## [Listing]
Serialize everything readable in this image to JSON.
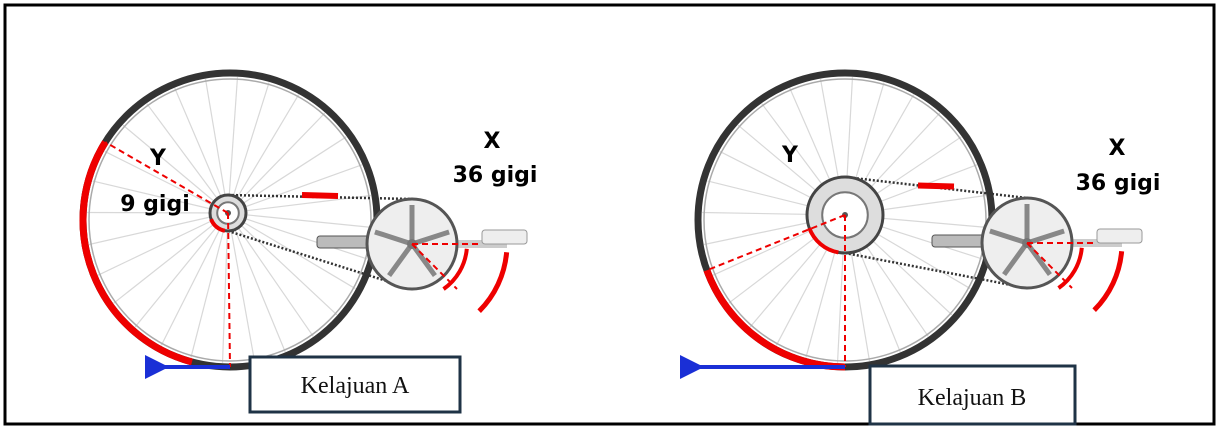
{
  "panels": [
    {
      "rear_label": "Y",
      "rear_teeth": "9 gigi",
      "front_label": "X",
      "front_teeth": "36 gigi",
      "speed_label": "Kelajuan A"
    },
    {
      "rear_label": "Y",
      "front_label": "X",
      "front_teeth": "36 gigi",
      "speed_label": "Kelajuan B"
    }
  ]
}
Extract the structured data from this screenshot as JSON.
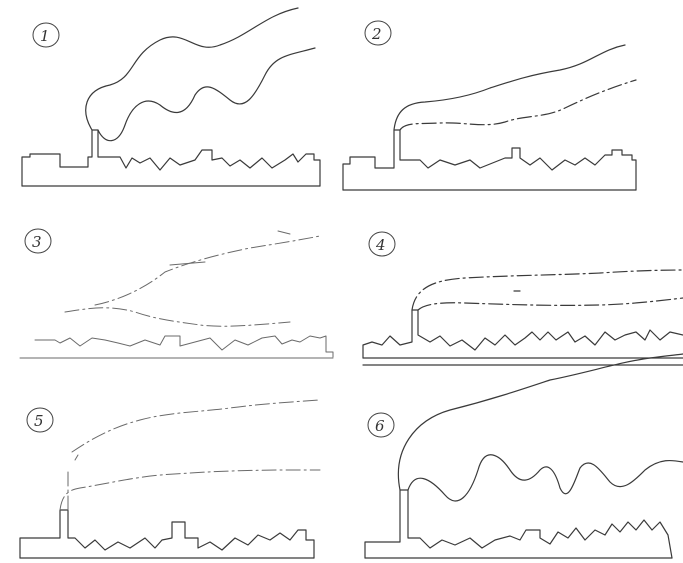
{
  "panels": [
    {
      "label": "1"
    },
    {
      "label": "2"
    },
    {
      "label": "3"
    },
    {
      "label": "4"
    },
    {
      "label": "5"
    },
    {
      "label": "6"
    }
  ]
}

## [What the task requires]
Write out again the lines from the one with "Extract the structured" through the end of the records exactly, without any of the pictures.

## [Answer to the problem]
Extract the structured data from this screenshot as JSON.
{
  "panels": [
    {
      "label": "1"
    },
    {
      "label": "2"
    },
    {
      "label": "3"
    },
    {
      "label": "4"
    },
    {
      "label": "5"
    },
    {
      "label": "6"
    }
  ]
}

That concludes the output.